— START —

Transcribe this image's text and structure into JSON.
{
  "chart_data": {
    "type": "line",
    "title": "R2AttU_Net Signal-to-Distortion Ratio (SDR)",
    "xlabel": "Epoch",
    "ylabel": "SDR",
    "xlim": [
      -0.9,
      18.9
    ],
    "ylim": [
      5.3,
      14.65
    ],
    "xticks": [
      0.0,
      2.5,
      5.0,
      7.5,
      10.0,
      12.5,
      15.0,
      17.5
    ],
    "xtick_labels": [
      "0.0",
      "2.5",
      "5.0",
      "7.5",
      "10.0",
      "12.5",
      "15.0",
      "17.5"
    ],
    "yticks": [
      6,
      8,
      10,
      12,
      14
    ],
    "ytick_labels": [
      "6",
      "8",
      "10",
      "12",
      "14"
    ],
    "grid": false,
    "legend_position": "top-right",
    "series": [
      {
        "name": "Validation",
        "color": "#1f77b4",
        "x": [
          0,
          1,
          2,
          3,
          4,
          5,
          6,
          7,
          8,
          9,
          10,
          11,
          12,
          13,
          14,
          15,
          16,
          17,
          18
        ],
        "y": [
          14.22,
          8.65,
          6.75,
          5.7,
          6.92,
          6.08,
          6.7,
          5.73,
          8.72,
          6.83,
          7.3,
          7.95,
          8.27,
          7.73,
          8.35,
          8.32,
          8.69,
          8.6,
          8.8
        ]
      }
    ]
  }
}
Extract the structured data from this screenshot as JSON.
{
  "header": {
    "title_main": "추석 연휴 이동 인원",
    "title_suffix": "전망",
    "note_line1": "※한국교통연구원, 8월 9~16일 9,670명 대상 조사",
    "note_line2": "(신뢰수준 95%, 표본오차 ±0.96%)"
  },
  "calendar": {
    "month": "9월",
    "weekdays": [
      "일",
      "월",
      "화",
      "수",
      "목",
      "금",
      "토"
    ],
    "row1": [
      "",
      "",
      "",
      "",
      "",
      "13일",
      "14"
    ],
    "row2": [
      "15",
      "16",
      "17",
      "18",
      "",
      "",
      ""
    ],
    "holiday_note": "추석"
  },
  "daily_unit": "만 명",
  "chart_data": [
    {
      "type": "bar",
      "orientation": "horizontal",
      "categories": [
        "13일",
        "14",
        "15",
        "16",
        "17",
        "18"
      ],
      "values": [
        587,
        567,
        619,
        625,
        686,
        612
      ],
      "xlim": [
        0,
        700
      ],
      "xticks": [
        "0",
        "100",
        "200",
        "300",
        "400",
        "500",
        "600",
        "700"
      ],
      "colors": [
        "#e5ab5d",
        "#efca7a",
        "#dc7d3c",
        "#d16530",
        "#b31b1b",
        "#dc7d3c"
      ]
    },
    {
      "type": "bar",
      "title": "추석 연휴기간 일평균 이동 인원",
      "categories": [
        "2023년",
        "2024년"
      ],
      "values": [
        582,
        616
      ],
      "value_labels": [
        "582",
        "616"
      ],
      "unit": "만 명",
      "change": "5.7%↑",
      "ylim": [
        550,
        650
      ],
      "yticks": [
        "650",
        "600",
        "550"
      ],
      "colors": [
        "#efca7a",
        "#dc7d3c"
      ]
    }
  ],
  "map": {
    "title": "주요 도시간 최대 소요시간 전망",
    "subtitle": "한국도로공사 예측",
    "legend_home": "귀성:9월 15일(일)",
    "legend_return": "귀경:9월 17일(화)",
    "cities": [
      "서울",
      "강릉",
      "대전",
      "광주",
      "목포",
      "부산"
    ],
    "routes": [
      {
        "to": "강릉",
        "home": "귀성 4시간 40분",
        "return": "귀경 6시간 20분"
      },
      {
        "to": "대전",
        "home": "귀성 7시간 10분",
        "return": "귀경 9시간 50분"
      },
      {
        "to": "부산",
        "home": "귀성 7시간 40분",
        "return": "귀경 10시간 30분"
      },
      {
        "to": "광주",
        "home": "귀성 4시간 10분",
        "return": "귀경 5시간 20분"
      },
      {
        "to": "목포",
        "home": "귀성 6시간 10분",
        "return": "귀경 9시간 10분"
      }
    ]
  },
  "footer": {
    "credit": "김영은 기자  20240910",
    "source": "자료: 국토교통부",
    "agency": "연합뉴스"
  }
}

— END —

▶ **REQUIRED WORK**
Give only the count of lines in the data that include the string "this".

▶ **WRITTEN RESPONSE**
2